▸ Exercise task: Extract every line of the material below and reproduce it faithfully.

▸ Supplied records:
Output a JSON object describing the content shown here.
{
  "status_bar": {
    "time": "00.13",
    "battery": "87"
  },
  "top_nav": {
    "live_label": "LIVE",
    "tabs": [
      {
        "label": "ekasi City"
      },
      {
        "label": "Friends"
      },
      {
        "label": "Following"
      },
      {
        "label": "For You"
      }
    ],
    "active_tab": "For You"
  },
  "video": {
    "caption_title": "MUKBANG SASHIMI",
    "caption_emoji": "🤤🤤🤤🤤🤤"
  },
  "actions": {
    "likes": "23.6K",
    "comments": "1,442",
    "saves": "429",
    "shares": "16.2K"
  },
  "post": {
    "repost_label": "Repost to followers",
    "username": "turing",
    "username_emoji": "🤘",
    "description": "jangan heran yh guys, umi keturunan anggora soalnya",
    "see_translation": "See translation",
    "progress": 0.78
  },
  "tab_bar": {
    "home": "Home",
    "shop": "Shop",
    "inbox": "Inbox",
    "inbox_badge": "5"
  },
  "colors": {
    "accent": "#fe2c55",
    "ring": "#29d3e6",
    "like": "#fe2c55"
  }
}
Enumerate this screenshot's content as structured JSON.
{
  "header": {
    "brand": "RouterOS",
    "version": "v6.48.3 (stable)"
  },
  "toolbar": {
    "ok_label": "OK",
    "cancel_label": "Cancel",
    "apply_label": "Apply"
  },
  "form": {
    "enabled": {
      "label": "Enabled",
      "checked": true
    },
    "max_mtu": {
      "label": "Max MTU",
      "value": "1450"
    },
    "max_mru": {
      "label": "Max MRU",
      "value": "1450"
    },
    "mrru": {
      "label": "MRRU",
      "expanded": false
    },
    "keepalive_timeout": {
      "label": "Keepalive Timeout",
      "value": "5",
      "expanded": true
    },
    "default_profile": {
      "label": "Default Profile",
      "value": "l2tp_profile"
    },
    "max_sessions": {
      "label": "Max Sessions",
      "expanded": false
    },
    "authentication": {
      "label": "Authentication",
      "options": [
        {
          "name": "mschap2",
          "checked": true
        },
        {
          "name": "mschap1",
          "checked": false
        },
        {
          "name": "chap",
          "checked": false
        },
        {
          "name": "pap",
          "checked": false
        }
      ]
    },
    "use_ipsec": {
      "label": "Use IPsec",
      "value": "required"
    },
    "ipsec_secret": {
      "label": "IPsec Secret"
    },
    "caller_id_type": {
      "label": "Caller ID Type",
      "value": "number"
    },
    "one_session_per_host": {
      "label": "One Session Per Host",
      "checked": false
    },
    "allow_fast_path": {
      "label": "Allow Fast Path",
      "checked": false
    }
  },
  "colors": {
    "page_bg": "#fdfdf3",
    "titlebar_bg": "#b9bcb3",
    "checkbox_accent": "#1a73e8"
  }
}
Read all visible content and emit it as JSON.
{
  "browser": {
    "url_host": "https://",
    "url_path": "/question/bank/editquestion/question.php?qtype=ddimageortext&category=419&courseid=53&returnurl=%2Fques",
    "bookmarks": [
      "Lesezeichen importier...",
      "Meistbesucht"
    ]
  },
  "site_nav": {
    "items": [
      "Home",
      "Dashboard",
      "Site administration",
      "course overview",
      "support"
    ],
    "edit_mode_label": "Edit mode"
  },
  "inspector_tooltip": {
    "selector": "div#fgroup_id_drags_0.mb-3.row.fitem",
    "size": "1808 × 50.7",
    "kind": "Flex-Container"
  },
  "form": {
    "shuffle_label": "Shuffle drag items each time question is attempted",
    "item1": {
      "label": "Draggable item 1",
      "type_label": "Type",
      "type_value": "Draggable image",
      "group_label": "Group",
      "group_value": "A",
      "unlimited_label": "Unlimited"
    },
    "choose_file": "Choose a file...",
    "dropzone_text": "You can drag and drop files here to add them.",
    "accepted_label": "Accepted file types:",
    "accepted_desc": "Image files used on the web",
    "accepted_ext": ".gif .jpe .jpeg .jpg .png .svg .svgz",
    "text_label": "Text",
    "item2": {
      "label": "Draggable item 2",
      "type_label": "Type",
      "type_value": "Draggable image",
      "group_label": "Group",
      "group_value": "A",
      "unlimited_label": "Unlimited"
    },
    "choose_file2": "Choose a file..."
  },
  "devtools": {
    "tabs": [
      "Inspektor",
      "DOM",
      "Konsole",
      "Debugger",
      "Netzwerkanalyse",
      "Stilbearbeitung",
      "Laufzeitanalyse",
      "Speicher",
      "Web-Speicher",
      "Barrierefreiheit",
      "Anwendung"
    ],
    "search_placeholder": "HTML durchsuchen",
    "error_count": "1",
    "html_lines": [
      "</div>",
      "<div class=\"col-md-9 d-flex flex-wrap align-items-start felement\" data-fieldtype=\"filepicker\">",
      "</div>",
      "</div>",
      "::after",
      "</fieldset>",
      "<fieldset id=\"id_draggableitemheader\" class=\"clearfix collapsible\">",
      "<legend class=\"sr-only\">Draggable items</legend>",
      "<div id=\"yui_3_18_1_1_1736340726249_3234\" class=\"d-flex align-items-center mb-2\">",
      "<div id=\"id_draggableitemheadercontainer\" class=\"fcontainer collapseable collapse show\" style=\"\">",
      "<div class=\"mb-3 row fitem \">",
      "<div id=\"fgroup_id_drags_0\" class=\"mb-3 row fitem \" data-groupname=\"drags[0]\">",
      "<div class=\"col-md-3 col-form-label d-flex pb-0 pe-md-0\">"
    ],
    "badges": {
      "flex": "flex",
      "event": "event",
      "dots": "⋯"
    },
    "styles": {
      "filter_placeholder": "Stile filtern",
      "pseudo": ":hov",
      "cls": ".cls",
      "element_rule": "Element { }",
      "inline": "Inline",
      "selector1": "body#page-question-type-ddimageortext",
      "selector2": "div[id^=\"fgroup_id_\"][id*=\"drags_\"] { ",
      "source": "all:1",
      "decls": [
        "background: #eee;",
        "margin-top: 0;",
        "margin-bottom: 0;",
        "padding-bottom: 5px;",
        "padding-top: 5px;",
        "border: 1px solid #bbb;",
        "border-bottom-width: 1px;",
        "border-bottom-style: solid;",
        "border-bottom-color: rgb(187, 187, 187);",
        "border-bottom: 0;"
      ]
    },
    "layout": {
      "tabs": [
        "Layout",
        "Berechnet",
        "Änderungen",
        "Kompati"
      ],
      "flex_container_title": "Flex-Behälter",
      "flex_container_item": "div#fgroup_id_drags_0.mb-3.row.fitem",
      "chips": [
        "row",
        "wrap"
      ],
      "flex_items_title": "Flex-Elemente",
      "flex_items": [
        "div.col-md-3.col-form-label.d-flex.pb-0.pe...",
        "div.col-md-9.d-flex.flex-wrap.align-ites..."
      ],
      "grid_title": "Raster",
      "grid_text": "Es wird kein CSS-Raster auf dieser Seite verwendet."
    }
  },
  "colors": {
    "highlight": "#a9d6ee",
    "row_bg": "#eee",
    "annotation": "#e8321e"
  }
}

▸ Exercise result:
Output a JSON object describing the content shown here.
{
  "status_bar": {
    "time": "00.13",
    "battery": "87"
  },
  "top_nav": {
    "live_label": "LIVE",
    "tabs": [
      {
        "label": "ekasi City"
      },
      {
        "label": "Friends"
      },
      {
        "label": "Following"
      },
      {
        "label": "For You"
      }
    ],
    "active_tab": "For You"
  },
  "video": {
    "caption_title": "MUKBANG SASHIMI",
    "caption_emoji": "🤤🤤🤤🤤🤤"
  },
  "actions": {
    "likes": "23.6K",
    "comments": "1,442",
    "saves": "429",
    "shares": "16.2K"
  },
  "post": {
    "repost_label": "Repost to followers",
    "username": "turing",
    "username_emoji": "🤘",
    "description": "jangan heran yh guys, umi keturunan anggora soalnya",
    "see_translation": "See translation",
    "progress": 0.78
  },
  "tab_bar": {
    "home": "Home",
    "shop": "Shop",
    "inbox": "Inbox",
    "inbox_badge": "5"
  },
  "colors": {
    "accent": "#fe2c55",
    "ring": "#29d3e6",
    "like": "#fe2c55"
  }
}
Enumerate this screenshot's content as structured JSON.
{
  "header": {
    "brand": "RouterOS",
    "version": "v6.48.3 (stable)"
  },
  "toolbar": {
    "ok_label": "OK",
    "cancel_label": "Cancel",
    "apply_label": "Apply"
  },
  "form": {
    "enabled": {
      "label": "Enabled",
      "checked": true
    },
    "max_mtu": {
      "label": "Max MTU",
      "value": "1450"
    },
    "max_mru": {
      "label": "Max MRU",
      "value": "1450"
    },
    "mrru": {
      "label": "MRRU",
      "expanded": false
    },
    "keepalive_timeout": {
      "label": "Keepalive Timeout",
      "value": "5",
      "expanded": true
    },
    "default_profile": {
      "label": "Default Profile",
      "value": "l2tp_profile"
    },
    "max_sessions": {
      "label": "Max Sessions",
      "expanded": false
    },
    "authentication": {
      "label": "Authentication",
      "options": [
        {
          "name": "mschap2",
          "checked": true
        },
        {
          "name": "mschap1",
          "checked": false
        },
        {
          "name": "chap",
          "checked": false
        },
        {
          "name": "pap",
          "checked": false
        }
      ]
    },
    "use_ipsec": {
      "label": "Use IPsec",
      "value": "required"
    },
    "ipsec_secret": {
      "label": "IPsec Secret"
    },
    "caller_id_type": {
      "label": "Caller ID Type",
      "value": "number"
    },
    "one_session_per_host": {
      "label": "One Session Per Host",
      "checked": false
    },
    "allow_fast_path": {
      "label": "Allow Fast Path",
      "checked": false
    }
  },
  "colors": {
    "page_bg": "#fdfdf3",
    "titlebar_bg": "#b9bcb3",
    "checkbox_accent": "#1a73e8"
  }
}
Read all visible content and emit it as JSON.
{
  "browser": {
    "url_host": "https://",
    "url_path": "/question/bank/editquestion/question.php?qtype=ddimageortext&category=419&courseid=53&returnurl=%2Fques",
    "bookmarks": [
      "Lesezeichen importier...",
      "Meistbesucht"
    ]
  },
  "site_nav": {
    "items": [
      "Home",
      "Dashboard",
      "Site administration",
      "course overview",
      "support"
    ],
    "edit_mode_label": "Edit mode"
  },
  "inspector_tooltip": {
    "selector": "div#fgroup_id_drags_0.mb-3.row.fitem",
    "size": "1808 × 50.7",
    "kind": "Flex-Container"
  },
  "form": {
    "shuffle_label": "Shuffle drag items each time question is attempted",
    "item1": {
      "label": "Draggable item 1",
      "type_label": "Type",
      "type_value": "Draggable image",
      "group_label": "Group",
      "group_value": "A",
      "unlimited_label": "Unlimited"
    },
    "choose_file": "Choose a file...",
    "dropzone_text": "You can drag and drop files here to add them.",
    "accepted_label": "Accepted file types:",
    "accepted_desc": "Image files used on the web",
    "accepted_ext": ".gif .jpe .jpeg .jpg .png .svg .svgz",
    "text_label": "Text",
    "item2": {
      "label": "Draggable item 2",
      "type_label": "Type",
      "type_value": "Draggable image",
      "group_label": "Group",
      "group_value": "A",
      "unlimited_label": "Unlimited"
    },
    "choose_file2": "Choose a file..."
  },
  "devtools": {
    "tabs": [
      "Inspektor",
      "DOM",
      "Konsole",
      "Debugger",
      "Netzwerkanalyse",
      "Stilbearbeitung",
      "Laufzeitanalyse",
      "Speicher",
      "Web-Speicher",
      "Barrierefreiheit",
      "Anwendung"
    ],
    "search_placeholder": "HTML durchsuchen",
    "error_count": "1",
    "html_lines": [
      "</div>",
      "<div class=\"col-md-9 d-flex flex-wrap align-items-start felement\" data-fieldtype=\"filepicker\">",
      "</div>",
      "</div>",
      "::after",
      "</fieldset>",
      "<fieldset id=\"id_draggableitemheader\" class=\"clearfix collapsible\">",
      "<legend class=\"sr-only\">Draggable items</legend>",
      "<div id=\"yui_3_18_1_1_1736340726249_3234\" class=\"d-flex align-items-center mb-2\">",
      "<div id=\"id_draggableitemheadercontainer\" class=\"fcontainer collapseable collapse show\" style=\"\">",
      "<div class=\"mb-3 row fitem \">",
      "<div id=\"fgroup_id_drags_0\" class=\"mb-3 row fitem \" data-groupname=\"drags[0]\">",
      "<div class=\"col-md-3 col-form-label d-flex pb-0 pe-md-0\">"
    ],
    "badges": {
      "flex": "flex",
      "event": "event",
      "dots": "⋯"
    },
    "styles": {
      "filter_placeholder": "Stile filtern",
      "pseudo": ":hov",
      "cls": ".cls",
      "element_rule": "Element { }",
      "inline": "Inline",
      "selector1": "body#page-question-type-ddimageortext",
      "selector2": "div[id^=\"fgroup_id_\"][id*=\"drags_\"] { ",
      "source": "all:1",
      "decls": [
        "background: #eee;",
        "margin-top: 0;",
        "margin-bottom: 0;",
        "padding-bottom: 5px;",
        "padding-top: 5px;",
        "border: 1px solid #bbb;",
        "border-bottom-width: 1px;",
        "border-bottom-style: solid;",
        "border-bottom-color: rgb(187, 187, 187);",
        "border-bottom: 0;"
      ]
    },
    "layout": {
      "tabs": [
        "Layout",
        "Berechnet",
        "Änderungen",
        "Kompati"
      ],
      "flex_container_title": "Flex-Behälter",
      "flex_container_item": "div#fgroup_id_drags_0.mb-3.row.fitem",
      "chips": [
        "row",
        "wrap"
      ],
      "flex_items_title": "Flex-Elemente",
      "flex_items": [
        "div.col-md-3.col-form-label.d-flex.pb-0.pe...",
        "div.col-md-9.d-flex.flex-wrap.align-ites..."
      ],
      "grid_title": "Raster",
      "grid_text": "Es wird kein CSS-Raster auf dieser Seite verwendet."
    }
  },
  "colors": {
    "highlight": "#a9d6ee",
    "row_bg": "#eee",
    "annotation": "#e8321e"
  }
}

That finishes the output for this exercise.